--- Instructions to follow ---
Work out how many lines in the listing below include the word "handle". Give nothing but the number.

[Recorded data]
• • • •

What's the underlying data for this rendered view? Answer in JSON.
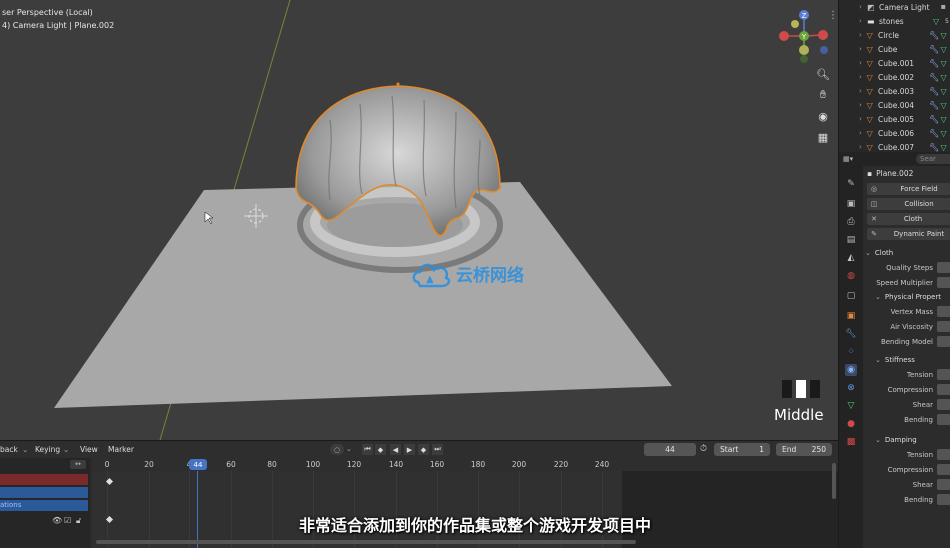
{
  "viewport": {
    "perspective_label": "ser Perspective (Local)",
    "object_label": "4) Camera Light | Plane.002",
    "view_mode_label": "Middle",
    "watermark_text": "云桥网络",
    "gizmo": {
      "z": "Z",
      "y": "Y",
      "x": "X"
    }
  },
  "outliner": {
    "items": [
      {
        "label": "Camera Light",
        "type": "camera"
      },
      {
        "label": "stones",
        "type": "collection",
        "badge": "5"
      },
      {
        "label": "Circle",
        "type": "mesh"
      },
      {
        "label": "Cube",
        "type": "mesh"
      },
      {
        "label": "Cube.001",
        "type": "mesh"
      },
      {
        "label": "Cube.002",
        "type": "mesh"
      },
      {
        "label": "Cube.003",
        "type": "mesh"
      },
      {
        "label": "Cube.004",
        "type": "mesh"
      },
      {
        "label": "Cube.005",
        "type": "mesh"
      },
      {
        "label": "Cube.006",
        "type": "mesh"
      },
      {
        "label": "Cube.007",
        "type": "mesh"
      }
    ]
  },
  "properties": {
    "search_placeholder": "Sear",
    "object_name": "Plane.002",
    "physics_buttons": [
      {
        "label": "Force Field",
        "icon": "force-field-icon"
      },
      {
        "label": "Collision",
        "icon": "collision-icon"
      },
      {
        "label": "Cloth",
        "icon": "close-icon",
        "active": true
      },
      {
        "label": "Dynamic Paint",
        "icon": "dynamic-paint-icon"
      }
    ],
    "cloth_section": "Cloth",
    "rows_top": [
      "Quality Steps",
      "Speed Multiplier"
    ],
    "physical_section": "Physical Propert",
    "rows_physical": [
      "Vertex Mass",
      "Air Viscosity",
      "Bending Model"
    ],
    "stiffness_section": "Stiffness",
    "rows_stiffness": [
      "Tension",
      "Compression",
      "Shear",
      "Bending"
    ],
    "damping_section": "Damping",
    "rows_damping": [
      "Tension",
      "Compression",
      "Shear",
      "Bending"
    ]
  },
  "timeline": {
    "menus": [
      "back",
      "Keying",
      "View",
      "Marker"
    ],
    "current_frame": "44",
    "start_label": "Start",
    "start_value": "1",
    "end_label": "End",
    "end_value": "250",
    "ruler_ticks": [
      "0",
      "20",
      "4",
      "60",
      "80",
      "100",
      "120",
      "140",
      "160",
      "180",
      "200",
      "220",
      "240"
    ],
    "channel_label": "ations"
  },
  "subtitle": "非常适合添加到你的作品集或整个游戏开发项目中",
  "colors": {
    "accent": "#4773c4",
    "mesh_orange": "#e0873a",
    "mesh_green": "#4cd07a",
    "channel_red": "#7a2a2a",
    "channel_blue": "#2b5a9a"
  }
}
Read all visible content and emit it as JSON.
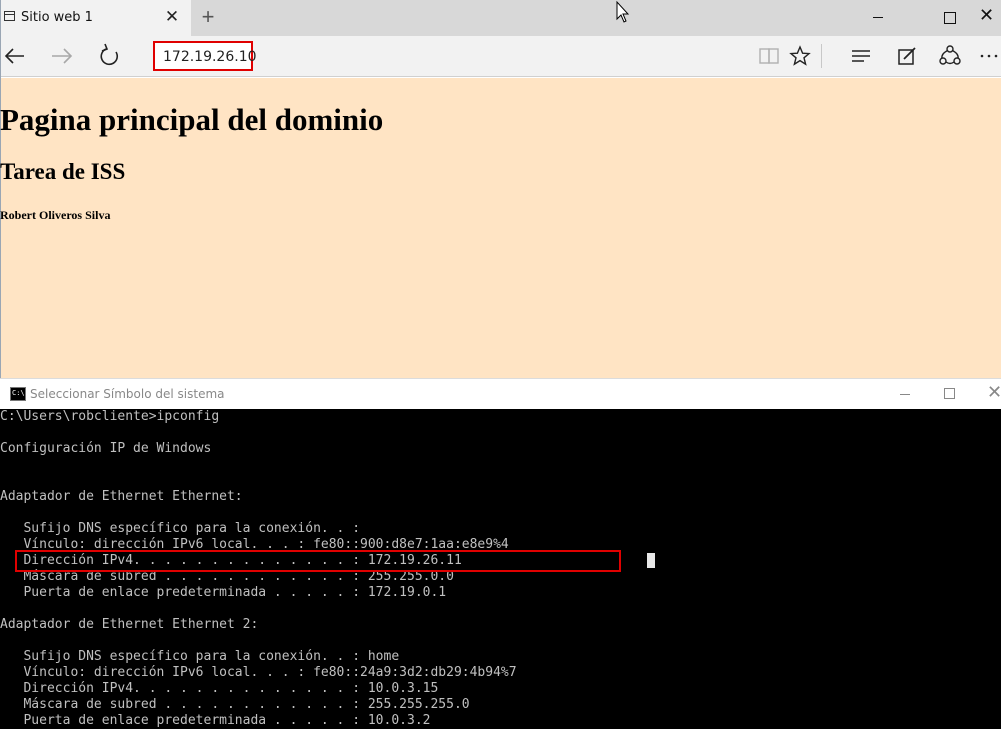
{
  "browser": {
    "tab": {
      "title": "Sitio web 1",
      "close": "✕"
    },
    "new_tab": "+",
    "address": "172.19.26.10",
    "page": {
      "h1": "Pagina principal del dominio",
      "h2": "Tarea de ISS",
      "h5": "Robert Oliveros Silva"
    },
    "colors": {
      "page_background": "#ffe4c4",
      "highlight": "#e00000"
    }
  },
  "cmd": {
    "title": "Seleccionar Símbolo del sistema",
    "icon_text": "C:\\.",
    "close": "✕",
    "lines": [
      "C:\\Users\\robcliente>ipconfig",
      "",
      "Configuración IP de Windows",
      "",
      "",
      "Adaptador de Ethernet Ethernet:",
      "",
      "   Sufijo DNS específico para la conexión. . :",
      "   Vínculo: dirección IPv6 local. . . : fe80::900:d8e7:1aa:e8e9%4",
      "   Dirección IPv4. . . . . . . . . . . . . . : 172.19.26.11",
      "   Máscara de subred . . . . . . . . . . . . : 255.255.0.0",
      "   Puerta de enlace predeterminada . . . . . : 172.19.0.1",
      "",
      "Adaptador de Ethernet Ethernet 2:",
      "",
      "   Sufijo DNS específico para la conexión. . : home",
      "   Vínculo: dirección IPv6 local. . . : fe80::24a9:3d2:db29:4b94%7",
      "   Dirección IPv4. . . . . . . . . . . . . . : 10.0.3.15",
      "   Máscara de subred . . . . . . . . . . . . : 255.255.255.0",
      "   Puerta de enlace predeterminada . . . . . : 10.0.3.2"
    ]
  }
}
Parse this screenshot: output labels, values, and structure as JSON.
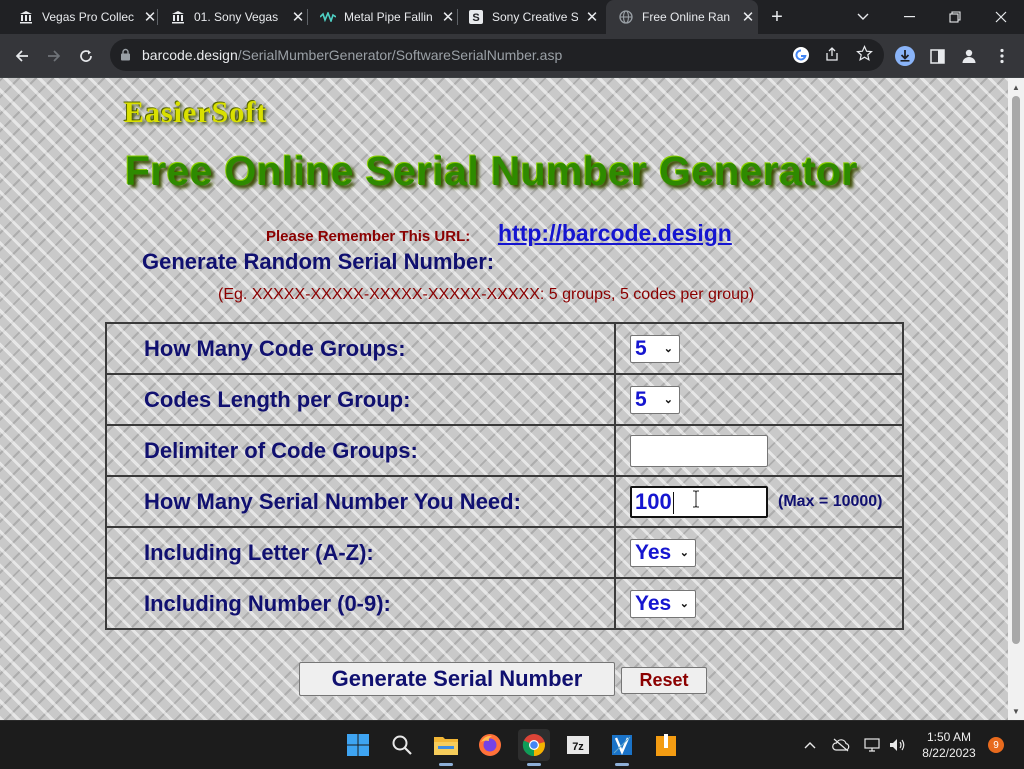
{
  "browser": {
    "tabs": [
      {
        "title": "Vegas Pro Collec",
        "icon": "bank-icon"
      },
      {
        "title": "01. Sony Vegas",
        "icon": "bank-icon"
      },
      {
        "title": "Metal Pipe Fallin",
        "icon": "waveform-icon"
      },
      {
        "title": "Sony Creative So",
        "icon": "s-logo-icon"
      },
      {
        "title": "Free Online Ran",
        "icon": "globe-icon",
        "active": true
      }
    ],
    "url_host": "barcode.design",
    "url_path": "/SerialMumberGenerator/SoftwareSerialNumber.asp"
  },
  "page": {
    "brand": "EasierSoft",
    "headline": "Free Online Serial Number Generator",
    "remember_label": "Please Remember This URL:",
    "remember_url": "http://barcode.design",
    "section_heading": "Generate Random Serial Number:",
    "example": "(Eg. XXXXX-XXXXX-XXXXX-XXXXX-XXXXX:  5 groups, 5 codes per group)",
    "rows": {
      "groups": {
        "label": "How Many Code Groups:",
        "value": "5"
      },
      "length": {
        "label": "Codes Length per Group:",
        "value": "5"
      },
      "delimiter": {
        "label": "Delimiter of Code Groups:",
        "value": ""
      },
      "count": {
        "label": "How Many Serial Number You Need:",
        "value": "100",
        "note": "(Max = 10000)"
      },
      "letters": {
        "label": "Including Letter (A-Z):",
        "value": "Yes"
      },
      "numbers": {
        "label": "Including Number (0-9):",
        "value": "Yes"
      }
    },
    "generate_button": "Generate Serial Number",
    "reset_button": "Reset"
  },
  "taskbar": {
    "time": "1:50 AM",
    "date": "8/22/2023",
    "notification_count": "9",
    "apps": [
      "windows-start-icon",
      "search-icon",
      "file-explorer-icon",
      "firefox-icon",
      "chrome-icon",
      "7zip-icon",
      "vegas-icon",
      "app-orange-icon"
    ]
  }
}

• • • •

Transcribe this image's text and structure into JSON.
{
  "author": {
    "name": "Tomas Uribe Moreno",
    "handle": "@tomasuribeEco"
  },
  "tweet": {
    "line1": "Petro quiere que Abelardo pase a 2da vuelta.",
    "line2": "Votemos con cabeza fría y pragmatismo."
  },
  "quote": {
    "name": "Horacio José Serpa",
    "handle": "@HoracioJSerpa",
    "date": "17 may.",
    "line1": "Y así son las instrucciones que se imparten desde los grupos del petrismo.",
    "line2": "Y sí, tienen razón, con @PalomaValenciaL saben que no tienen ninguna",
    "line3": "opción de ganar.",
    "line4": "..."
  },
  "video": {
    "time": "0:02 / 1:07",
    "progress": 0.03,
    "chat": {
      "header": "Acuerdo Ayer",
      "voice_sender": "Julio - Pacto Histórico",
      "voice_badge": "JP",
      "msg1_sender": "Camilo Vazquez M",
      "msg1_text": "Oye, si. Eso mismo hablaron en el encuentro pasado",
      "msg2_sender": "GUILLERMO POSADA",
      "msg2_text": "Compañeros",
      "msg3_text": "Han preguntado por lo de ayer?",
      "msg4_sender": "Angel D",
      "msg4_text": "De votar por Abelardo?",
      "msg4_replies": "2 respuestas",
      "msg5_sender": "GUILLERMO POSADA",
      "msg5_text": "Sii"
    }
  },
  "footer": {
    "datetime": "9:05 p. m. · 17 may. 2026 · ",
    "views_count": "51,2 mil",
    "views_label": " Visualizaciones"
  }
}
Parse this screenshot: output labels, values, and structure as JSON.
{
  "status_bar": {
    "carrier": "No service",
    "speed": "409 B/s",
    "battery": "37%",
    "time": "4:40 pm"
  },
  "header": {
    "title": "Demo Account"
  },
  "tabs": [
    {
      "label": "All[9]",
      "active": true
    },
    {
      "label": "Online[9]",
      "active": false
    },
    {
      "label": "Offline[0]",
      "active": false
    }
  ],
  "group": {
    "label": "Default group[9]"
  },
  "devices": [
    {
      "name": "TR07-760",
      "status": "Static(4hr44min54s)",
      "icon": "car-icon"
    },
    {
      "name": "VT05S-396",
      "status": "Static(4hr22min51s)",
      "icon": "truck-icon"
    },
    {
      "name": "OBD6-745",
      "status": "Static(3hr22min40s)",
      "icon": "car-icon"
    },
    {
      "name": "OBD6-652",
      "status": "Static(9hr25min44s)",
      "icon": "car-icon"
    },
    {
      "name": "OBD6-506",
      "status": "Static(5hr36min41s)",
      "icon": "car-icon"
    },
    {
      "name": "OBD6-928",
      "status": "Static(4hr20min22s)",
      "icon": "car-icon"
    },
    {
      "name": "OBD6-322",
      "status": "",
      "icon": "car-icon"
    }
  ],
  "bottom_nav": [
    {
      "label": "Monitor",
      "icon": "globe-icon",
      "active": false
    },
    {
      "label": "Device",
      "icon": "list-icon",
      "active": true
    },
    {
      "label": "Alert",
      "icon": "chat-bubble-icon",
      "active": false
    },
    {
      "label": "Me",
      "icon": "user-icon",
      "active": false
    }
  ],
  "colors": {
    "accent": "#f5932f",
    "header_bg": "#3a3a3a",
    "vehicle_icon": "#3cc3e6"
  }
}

• • • •

--- Problem solution ---
2